→ **Information provided**
===
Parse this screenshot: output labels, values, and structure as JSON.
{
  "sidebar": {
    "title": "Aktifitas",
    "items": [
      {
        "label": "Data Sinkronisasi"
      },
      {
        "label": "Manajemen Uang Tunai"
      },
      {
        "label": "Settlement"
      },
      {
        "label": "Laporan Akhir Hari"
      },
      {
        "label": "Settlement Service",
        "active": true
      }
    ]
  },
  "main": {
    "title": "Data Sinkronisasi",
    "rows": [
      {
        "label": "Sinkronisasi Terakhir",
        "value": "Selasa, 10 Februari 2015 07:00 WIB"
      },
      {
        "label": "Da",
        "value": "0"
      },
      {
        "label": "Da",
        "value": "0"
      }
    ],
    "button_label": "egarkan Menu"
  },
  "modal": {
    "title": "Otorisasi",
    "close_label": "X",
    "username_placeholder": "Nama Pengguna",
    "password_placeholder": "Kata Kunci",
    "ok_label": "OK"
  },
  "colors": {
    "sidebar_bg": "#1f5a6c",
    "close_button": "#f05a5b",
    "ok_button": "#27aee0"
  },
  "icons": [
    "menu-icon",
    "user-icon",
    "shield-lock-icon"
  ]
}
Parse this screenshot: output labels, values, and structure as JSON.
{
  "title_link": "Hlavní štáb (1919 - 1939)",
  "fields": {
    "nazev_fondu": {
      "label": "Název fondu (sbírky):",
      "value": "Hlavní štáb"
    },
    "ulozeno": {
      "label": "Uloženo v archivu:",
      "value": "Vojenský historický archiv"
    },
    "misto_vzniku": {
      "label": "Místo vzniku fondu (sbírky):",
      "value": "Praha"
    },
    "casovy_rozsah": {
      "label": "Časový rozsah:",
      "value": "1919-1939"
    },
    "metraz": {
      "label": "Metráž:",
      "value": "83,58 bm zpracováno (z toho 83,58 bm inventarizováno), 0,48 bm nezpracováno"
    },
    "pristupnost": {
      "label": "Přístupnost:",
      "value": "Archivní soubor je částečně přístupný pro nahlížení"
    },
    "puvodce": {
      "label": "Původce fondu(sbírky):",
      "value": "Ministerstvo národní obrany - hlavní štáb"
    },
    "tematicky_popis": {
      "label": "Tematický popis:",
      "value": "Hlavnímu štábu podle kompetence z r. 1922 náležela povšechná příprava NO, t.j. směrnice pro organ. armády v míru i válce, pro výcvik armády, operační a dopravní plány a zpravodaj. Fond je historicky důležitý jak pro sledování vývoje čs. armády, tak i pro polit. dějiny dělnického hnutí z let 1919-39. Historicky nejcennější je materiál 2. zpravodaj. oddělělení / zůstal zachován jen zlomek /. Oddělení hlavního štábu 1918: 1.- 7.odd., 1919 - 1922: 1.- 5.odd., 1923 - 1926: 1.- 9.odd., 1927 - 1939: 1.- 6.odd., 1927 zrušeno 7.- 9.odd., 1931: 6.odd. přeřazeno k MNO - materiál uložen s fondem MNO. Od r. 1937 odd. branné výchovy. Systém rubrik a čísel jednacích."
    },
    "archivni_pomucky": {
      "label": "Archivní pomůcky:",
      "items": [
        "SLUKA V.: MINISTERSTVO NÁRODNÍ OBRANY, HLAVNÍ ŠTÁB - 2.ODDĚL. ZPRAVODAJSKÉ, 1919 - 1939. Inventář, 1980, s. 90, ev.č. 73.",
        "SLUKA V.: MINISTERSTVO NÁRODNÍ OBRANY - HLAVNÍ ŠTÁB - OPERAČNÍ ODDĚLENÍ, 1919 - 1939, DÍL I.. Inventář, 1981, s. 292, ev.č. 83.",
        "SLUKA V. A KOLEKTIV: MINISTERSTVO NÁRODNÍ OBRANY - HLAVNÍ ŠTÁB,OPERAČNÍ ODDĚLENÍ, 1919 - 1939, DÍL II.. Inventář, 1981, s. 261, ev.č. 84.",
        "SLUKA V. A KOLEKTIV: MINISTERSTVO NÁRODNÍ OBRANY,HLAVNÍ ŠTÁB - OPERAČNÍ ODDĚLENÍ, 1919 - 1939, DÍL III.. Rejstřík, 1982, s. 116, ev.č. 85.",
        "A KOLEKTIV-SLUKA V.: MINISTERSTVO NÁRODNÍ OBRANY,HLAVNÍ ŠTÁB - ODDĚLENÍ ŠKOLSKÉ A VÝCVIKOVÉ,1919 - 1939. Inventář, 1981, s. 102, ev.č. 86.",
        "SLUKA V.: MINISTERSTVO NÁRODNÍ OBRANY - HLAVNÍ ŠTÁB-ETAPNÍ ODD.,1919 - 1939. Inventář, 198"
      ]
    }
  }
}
===
→ **Problem details**
Would you reproduce the material above in full, exactly as given?

→ **Solution to this problem**
Parse this screenshot: output labels, values, and structure as JSON.
{
  "sidebar": {
    "title": "Aktifitas",
    "items": [
      {
        "label": "Data Sinkronisasi"
      },
      {
        "label": "Manajemen Uang Tunai"
      },
      {
        "label": "Settlement"
      },
      {
        "label": "Laporan Akhir Hari"
      },
      {
        "label": "Settlement Service",
        "active": true
      }
    ]
  },
  "main": {
    "title": "Data Sinkronisasi",
    "rows": [
      {
        "label": "Sinkronisasi Terakhir",
        "value": "Selasa, 10 Februari 2015 07:00 WIB"
      },
      {
        "label": "Da",
        "value": "0"
      },
      {
        "label": "Da",
        "value": "0"
      }
    ],
    "button_label": "egarkan Menu"
  },
  "modal": {
    "title": "Otorisasi",
    "close_label": "X",
    "username_placeholder": "Nama Pengguna",
    "password_placeholder": "Kata Kunci",
    "ok_label": "OK"
  },
  "colors": {
    "sidebar_bg": "#1f5a6c",
    "close_button": "#f05a5b",
    "ok_button": "#27aee0"
  },
  "icons": [
    "menu-icon",
    "user-icon",
    "shield-lock-icon"
  ]
}
Parse this screenshot: output labels, values, and structure as JSON.
{
  "title_link": "Hlavní štáb (1919 - 1939)",
  "fields": {
    "nazev_fondu": {
      "label": "Název fondu (sbírky):",
      "value": "Hlavní štáb"
    },
    "ulozeno": {
      "label": "Uloženo v archivu:",
      "value": "Vojenský historický archiv"
    },
    "misto_vzniku": {
      "label": "Místo vzniku fondu (sbírky):",
      "value": "Praha"
    },
    "casovy_rozsah": {
      "label": "Časový rozsah:",
      "value": "1919-1939"
    },
    "metraz": {
      "label": "Metráž:",
      "value": "83,58 bm zpracováno (z toho 83,58 bm inventarizováno), 0,48 bm nezpracováno"
    },
    "pristupnost": {
      "label": "Přístupnost:",
      "value": "Archivní soubor je částečně přístupný pro nahlížení"
    },
    "puvodce": {
      "label": "Původce fondu(sbírky):",
      "value": "Ministerstvo národní obrany - hlavní štáb"
    },
    "tematicky_popis": {
      "label": "Tematický popis:",
      "value": "Hlavnímu štábu podle kompetence z r. 1922 náležela povšechná příprava NO, t.j. směrnice pro organ. armády v míru i válce, pro výcvik armády, operační a dopravní plány a zpravodaj. Fond je historicky důležitý jak pro sledování vývoje čs. armády, tak i pro polit. dějiny dělnického hnutí z let 1919-39. Historicky nejcennější je materiál 2. zpravodaj. oddělělení / zůstal zachován jen zlomek /. Oddělení hlavního štábu 1918: 1.- 7.odd., 1919 - 1922: 1.- 5.odd., 1923 - 1926: 1.- 9.odd., 1927 - 1939: 1.- 6.odd., 1927 zrušeno 7.- 9.odd., 1931: 6.odd. přeřazeno k MNO - materiál uložen s fondem MNO. Od r. 1937 odd. branné výchovy. Systém rubrik a čísel jednacích."
    },
    "archivni_pomucky": {
      "label": "Archivní pomůcky:",
      "items": [
        "SLUKA V.: MINISTERSTVO NÁRODNÍ OBRANY, HLAVNÍ ŠTÁB - 2.ODDĚL. ZPRAVODAJSKÉ, 1919 - 1939. Inventář, 1980, s. 90, ev.č. 73.",
        "SLUKA V.: MINISTERSTVO NÁRODNÍ OBRANY - HLAVNÍ ŠTÁB - OPERAČNÍ ODDĚLENÍ, 1919 - 1939, DÍL I.. Inventář, 1981, s. 292, ev.č. 83.",
        "SLUKA V. A KOLEKTIV: MINISTERSTVO NÁRODNÍ OBRANY - HLAVNÍ ŠTÁB,OPERAČNÍ ODDĚLENÍ, 1919 - 1939, DÍL II.. Inventář, 1981, s. 261, ev.č. 84.",
        "SLUKA V. A KOLEKTIV: MINISTERSTVO NÁRODNÍ OBRANY,HLAVNÍ ŠTÁB - OPERAČNÍ ODDĚLENÍ, 1919 - 1939, DÍL III.. Rejstřík, 1982, s. 116, ev.č. 85.",
        "A KOLEKTIV-SLUKA V.: MINISTERSTVO NÁRODNÍ OBRANY,HLAVNÍ ŠTÁB - ODDĚLENÍ ŠKOLSKÉ A VÝCVIKOVÉ,1919 - 1939. Inventář, 1981, s. 102, ev.č. 86.",
        "SLUKA V.: MINISTERSTVO NÁRODNÍ OBRANY - HLAVNÍ ŠTÁB-ETAPNÍ ODD.,1919 - 1939. Inventář, 198"
      ]
    }
  }
}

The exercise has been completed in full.